### Records shown
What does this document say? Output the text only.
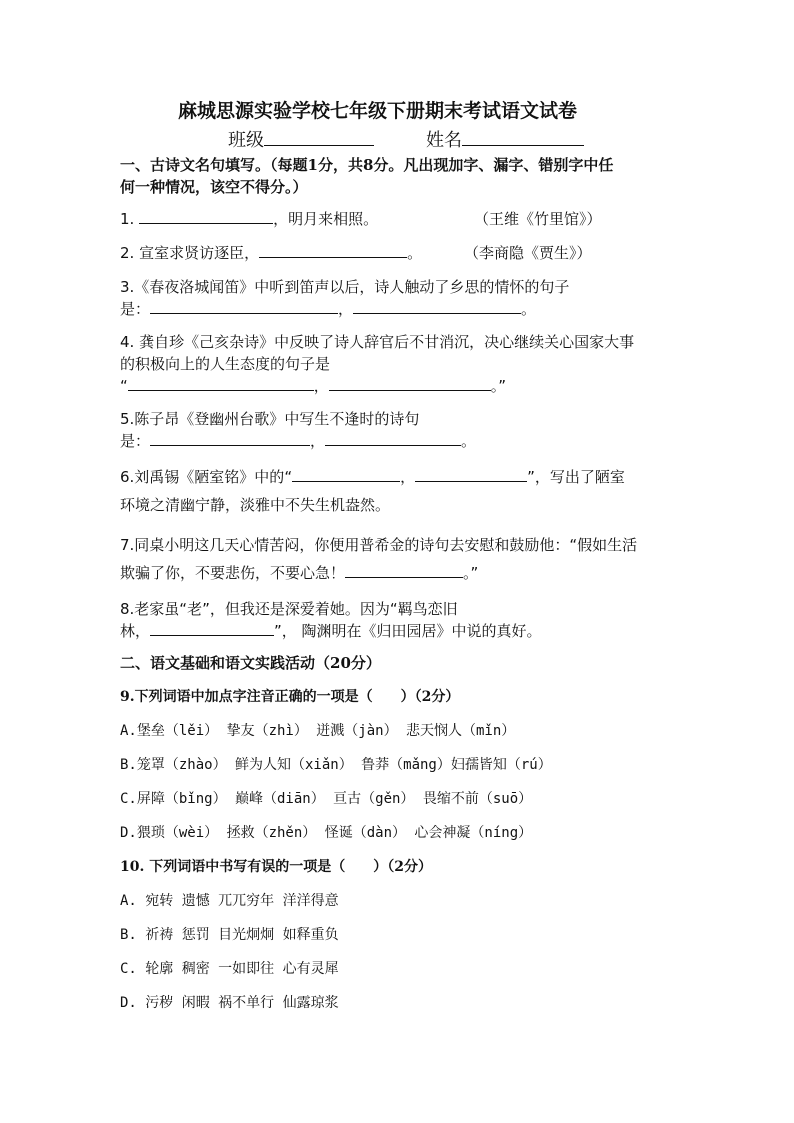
麻城思源实验学校七年级下册期末考试语文试卷
班级	姓名
一、古诗文名句填写。（每题1分，共8分。凡出现加字、漏字、错别字中任
何一种情况，该空不得分。）
1.	，明月来相照。	（王维《竹里馆》）
2. 宣室求贤访逐臣，	。	（李商隐《贾生》）
3.《春夜洛城闻笛》中听到笛声以后，诗人触动了乡思的情怀的句子
是：	，	。
4. 龚自珍《己亥杂诗》中反映了诗人辞官后不甘消沉，决心继续关心国家大事
的积极向上的人生态度的句子是
“	，	。”
5.陈子昂《登幽州台歌》中写生不逢时的诗句
是：	，	。
6.刘禹锡《陋室铭》中的“	，	”，写出了陋室
环境之清幽宁静，淡雅中不失生机盎然。
7.同桌小明这几天心情苦闷，你便用普希金的诗句去安慰和鼓励他：“假如生活
欺骗了你，不要悲伤，不要心急！	。”
8.老家虽“老”，但我还是深爱着她。因为“羁鸟恋旧
林，	”， 陶渊明在《归田园居》中说的真好。
二、语文基础和语文实践活动（20分）
9.下列词语中加点字注音正确的一项是（　　）（2分）
A.堡垒（lěi） 挚友（zhì） 迸溅（jàn） 悲天悯人（mǐn）
B.笼罩（zhào） 鲜为人知（xiǎn） 鲁莽（mǎng）妇孺皆知（rú）
C.屏障（bǐng） 巅峰（diān） 亘古（gěn） 畏缩不前（suō）
D.猥琐（wèi） 拯救（zhěn） 怪诞（dàn） 心会神凝（níng）
10. 下列词语中书写有误的一项是（　　）（2分）
A. 宛转 遗憾 兀兀穷年 洋洋得意
B. 祈祷 惩罚 目光炯炯 如释重负
C. 轮廓 稠密 一如即往 心有灵犀
D. 污秽 闲暇 祸不单行 仙露琼浆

### The request
Repeat the full listing above exactly, with no pictures in the copy.

### Exercise result
What does this document say? Output the text only.
麻城思源实验学校七年级下册期末考试语文试卷
班级	姓名
一、古诗文名句填写。（每题1分，共8分。凡出现加字、漏字、错别字中任
何一种情况，该空不得分。）
1.	，明月来相照。	（王维《竹里馆》）
2. 宣室求贤访逐臣，	。	（李商隐《贾生》）
3.《春夜洛城闻笛》中听到笛声以后，诗人触动了乡思的情怀的句子
是：	，	。
4. 龚自珍《己亥杂诗》中反映了诗人辞官后不甘消沉，决心继续关心国家大事
的积极向上的人生态度的句子是
“	，	。”
5.陈子昂《登幽州台歌》中写生不逢时的诗句
是：	，	。
6.刘禹锡《陋室铭》中的“	，	”，写出了陋室
环境之清幽宁静，淡雅中不失生机盎然。
7.同桌小明这几天心情苦闷，你便用普希金的诗句去安慰和鼓励他：“假如生活
欺骗了你，不要悲伤，不要心急！	。”
8.老家虽“老”，但我还是深爱着她。因为“羁鸟恋旧
林，	”， 陶渊明在《归田园居》中说的真好。
二、语文基础和语文实践活动（20分）
9.下列词语中加点字注音正确的一项是（　　）（2分）
A.堡垒（lěi） 挚友（zhì） 迸溅（jàn） 悲天悯人（mǐn）
B.笼罩（zhào） 鲜为人知（xiǎn） 鲁莽（mǎng）妇孺皆知（rú）
C.屏障（bǐng） 巅峰（diān） 亘古（gěn） 畏缩不前（suō）
D.猥琐（wèi） 拯救（zhěn） 怪诞（dàn） 心会神凝（níng）
10. 下列词语中书写有误的一项是（　　）（2分）
A. 宛转 遗憾 兀兀穷年 洋洋得意
B. 祈祷 惩罚 目光炯炯 如释重负
C. 轮廓 稠密 一如即往 心有灵犀
D. 污秽 闲暇 祸不单行 仙露琼浆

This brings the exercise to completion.